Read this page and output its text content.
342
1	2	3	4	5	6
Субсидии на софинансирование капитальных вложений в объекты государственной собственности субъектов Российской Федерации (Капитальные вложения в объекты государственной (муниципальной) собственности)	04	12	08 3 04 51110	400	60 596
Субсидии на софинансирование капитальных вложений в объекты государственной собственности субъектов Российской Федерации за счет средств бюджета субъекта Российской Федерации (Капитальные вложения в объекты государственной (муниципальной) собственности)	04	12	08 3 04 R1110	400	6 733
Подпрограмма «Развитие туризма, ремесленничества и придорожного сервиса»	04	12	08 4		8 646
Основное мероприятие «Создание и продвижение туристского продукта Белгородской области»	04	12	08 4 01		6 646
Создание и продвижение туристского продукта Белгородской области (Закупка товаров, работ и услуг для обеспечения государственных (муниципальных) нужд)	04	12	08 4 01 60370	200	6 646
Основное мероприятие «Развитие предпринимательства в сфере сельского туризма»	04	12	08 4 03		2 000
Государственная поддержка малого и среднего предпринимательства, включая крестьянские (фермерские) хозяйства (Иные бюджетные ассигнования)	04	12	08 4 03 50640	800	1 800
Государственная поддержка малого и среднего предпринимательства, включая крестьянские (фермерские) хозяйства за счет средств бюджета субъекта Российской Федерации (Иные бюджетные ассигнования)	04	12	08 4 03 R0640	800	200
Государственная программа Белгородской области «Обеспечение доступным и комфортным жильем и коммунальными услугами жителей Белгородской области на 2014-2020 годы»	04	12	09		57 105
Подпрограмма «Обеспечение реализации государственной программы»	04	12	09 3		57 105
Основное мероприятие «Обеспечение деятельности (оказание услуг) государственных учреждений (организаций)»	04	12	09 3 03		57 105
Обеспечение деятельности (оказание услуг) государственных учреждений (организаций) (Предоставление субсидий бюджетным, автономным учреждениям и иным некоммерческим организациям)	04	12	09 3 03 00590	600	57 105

- - -

- _Exercise brief_
Give only the number of lines in the data that hold the string "Развитие".

- _The response_
2